→ **WHAT YOU HAVE TO DO**
Count how many lines contain the word "أعمدة". Respond with the number alone.

→ **DATA PROVIDED**
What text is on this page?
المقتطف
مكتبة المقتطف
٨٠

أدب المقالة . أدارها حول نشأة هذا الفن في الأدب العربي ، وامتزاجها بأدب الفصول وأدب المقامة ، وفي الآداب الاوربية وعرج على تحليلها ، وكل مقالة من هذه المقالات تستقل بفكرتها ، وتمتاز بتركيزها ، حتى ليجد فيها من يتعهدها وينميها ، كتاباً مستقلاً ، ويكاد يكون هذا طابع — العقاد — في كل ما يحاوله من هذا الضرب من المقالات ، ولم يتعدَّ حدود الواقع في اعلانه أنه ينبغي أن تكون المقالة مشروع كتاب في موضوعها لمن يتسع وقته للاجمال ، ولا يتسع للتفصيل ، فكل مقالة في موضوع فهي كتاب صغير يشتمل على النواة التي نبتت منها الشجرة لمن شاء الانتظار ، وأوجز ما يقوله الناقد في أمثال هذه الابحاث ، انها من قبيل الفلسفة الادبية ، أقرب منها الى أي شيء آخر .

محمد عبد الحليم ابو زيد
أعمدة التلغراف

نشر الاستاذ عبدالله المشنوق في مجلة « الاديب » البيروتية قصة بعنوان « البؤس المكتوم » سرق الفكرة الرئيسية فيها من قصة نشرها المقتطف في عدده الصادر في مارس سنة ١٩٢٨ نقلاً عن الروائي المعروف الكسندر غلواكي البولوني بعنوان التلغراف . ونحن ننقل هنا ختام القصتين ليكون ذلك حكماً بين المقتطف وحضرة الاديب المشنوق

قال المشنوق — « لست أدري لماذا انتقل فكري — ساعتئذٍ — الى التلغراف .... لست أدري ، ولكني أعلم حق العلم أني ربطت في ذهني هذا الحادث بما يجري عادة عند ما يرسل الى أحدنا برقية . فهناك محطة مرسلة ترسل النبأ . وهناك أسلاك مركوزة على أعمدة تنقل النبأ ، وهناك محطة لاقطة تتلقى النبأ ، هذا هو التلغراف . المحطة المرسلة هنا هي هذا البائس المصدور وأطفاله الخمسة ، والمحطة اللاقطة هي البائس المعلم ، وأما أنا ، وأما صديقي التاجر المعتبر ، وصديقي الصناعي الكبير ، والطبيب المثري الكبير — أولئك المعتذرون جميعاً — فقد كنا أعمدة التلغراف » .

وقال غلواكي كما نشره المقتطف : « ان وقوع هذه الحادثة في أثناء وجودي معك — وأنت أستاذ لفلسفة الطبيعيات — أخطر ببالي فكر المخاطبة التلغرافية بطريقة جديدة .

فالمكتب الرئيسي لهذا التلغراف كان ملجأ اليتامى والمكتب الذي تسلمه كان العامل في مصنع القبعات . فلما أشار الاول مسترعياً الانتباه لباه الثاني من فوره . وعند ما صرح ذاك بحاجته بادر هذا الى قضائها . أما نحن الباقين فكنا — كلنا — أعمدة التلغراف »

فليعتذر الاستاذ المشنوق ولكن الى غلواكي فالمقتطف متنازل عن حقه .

→ **FULL RESPONSE**
3